[Excerpt from a dataset]

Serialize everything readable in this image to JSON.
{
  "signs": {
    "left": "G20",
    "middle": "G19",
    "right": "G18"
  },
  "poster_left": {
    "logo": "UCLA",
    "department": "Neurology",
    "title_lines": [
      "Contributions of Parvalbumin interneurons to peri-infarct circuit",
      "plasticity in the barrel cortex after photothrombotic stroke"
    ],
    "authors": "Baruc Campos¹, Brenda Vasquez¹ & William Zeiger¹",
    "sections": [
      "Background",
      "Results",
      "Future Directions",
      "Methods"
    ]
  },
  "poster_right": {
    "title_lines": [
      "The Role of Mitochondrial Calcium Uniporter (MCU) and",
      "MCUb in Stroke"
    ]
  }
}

• _Problem details_
Repeat the entries exactly, all of them.

• _Solution to this exercise_
Serialize everything readable in this image to JSON.
{
  "signs": {
    "left": "G20",
    "middle": "G19",
    "right": "G18"
  },
  "poster_left": {
    "logo": "UCLA",
    "department": "Neurology",
    "title_lines": [
      "Contributions of Parvalbumin interneurons to peri-infarct circuit",
      "plasticity in the barrel cortex after photothrombotic stroke"
    ],
    "authors": "Baruc Campos¹, Brenda Vasquez¹ & William Zeiger¹",
    "sections": [
      "Background",
      "Results",
      "Future Directions",
      "Methods"
    ]
  },
  "poster_right": {
    "title_lines": [
      "The Role of Mitochondrial Calcium Uniporter (MCU) and",
      "MCUb in Stroke"
    ]
  }
}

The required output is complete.